What is expected:
Collect all the lines that mention the word "afterpay".

* Begin *

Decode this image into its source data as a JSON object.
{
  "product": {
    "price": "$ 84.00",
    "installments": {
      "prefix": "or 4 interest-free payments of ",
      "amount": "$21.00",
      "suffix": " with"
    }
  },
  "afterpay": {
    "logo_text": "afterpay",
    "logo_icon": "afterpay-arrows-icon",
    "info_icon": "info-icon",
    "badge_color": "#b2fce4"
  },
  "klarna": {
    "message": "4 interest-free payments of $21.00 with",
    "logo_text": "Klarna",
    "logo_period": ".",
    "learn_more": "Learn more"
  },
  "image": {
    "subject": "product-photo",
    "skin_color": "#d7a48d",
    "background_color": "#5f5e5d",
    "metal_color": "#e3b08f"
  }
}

* End *
* Begin *

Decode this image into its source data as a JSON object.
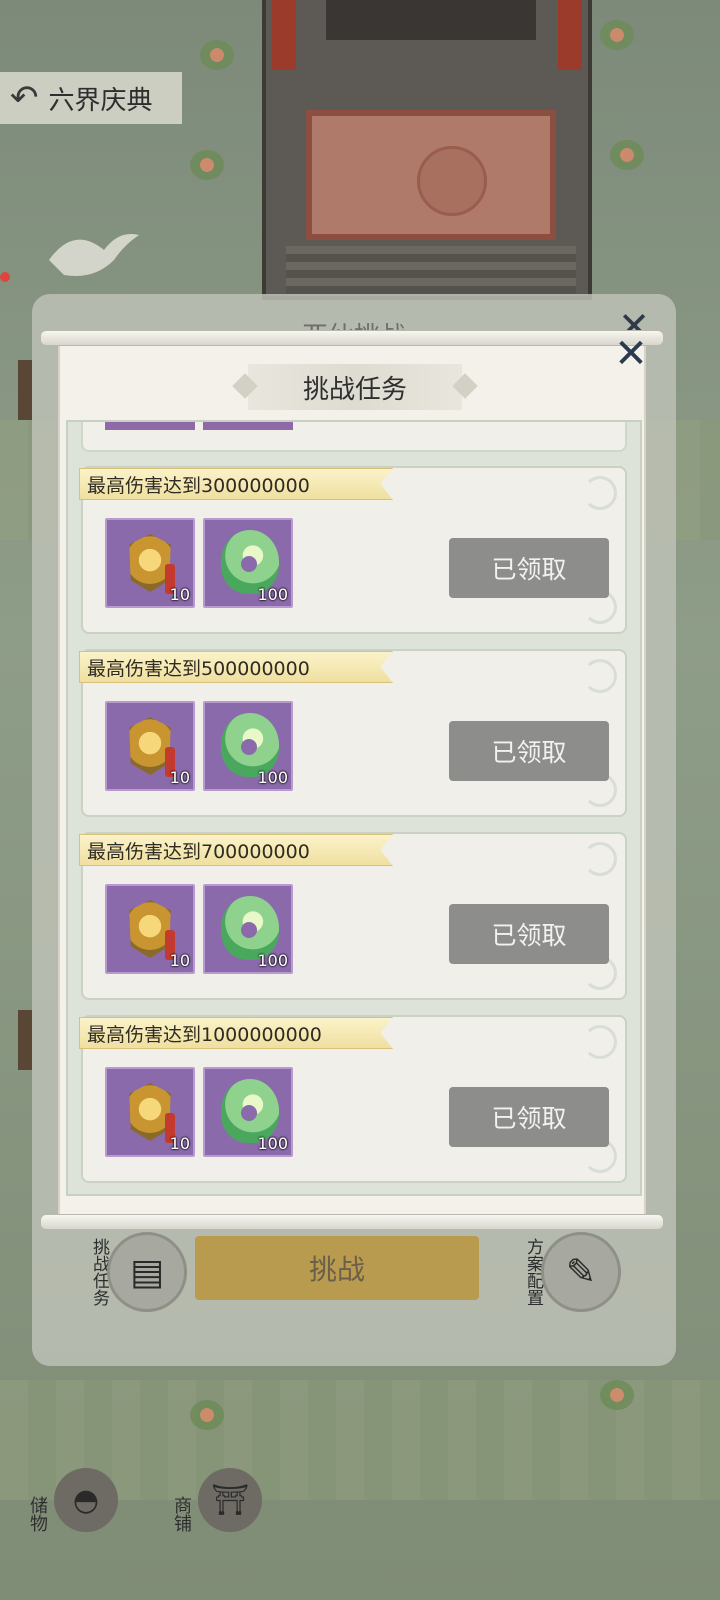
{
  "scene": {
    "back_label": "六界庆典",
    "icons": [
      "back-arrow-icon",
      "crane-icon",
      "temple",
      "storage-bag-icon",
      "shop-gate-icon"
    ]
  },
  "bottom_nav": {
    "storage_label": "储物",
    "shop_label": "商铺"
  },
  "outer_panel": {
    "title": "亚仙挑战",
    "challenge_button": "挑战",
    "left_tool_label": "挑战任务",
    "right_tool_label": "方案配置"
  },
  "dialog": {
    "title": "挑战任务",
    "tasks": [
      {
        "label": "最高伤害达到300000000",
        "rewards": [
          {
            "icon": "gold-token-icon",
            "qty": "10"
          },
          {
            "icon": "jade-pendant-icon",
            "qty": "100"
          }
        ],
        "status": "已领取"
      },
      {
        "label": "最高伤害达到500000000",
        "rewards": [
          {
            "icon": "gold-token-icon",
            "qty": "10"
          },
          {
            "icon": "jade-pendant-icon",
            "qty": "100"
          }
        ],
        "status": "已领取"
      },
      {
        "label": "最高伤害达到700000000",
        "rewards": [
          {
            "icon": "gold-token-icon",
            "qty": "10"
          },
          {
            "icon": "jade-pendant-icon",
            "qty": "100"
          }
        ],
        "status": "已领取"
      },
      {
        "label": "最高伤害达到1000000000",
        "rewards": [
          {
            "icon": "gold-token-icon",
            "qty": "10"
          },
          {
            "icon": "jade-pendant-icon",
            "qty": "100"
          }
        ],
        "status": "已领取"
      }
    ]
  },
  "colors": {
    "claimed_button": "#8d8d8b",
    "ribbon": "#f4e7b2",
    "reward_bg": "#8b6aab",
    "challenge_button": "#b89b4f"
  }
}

* End *

Correct output:
  "afterpay": {
    "logo_text": "afterpay",
    "logo_icon": "afterpay-arrows-icon",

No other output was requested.